» Objective: Search the data for the word "длина". Reproduce every line where it is found.

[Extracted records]

______

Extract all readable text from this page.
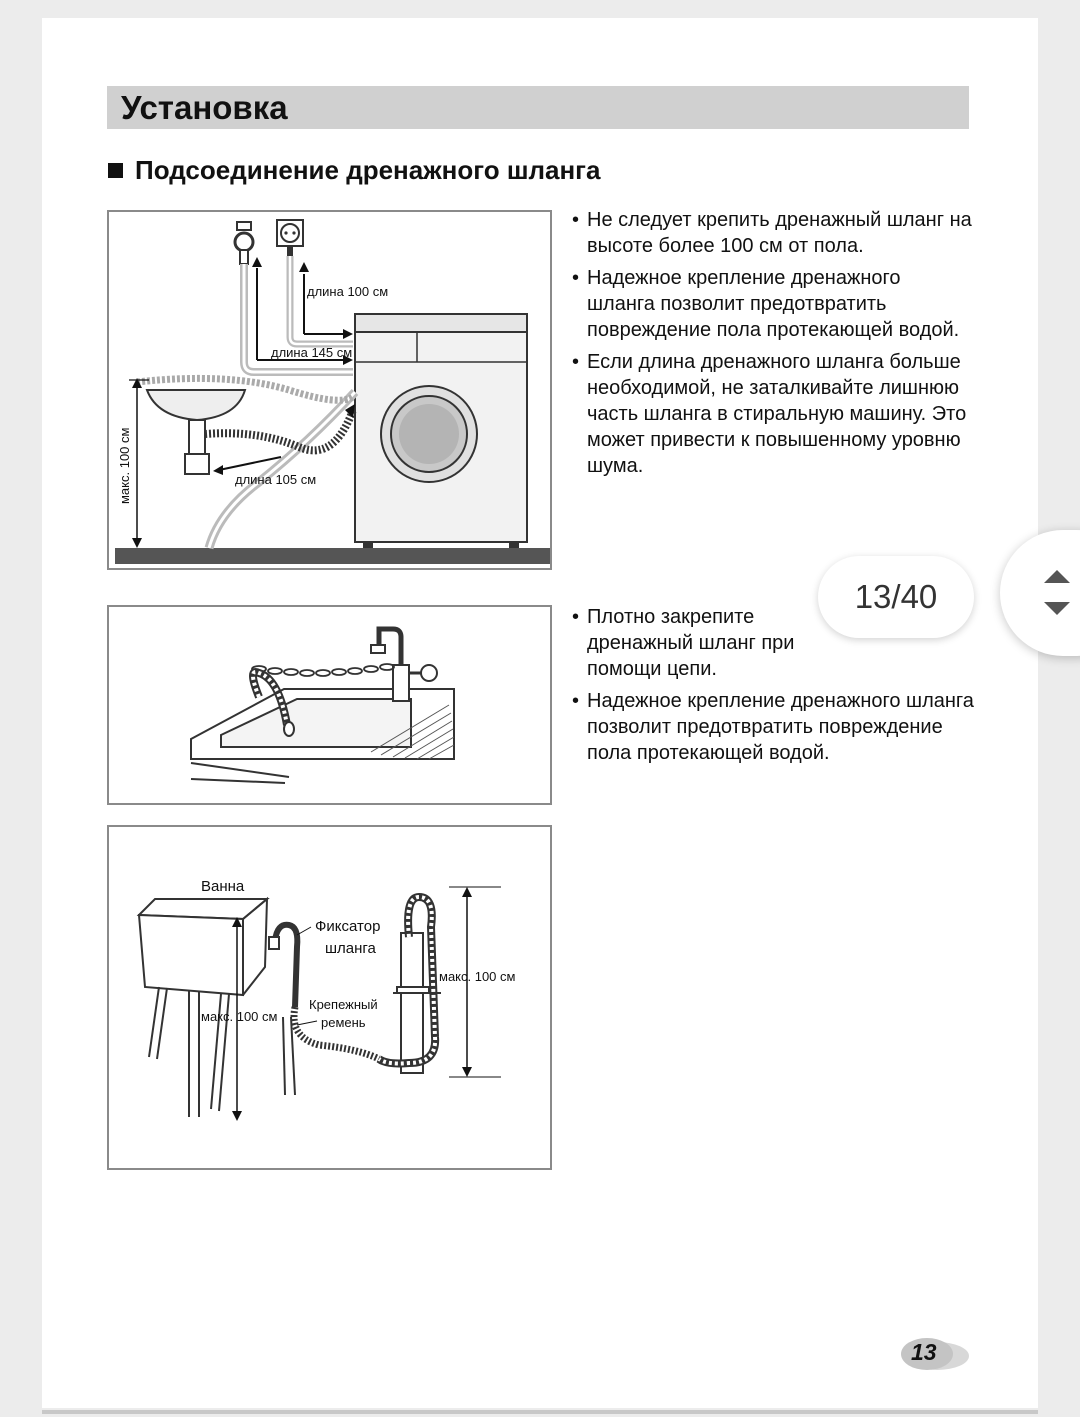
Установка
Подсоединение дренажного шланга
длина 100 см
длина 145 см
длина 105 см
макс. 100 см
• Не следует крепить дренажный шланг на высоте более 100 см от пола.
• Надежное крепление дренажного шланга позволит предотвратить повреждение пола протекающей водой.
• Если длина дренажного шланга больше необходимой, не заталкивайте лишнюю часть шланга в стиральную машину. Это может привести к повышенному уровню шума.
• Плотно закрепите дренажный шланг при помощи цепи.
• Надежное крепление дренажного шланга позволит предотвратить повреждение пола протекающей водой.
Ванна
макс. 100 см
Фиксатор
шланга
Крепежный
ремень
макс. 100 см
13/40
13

______

» Exercise output:
длина 100 см
длина 145 см
длина 105 см
• Если длина дренажного шланга больше необходимой, не заталкивайте лишнюю часть шланга в стиральную машину. Это может привести к повышенному уровню шума.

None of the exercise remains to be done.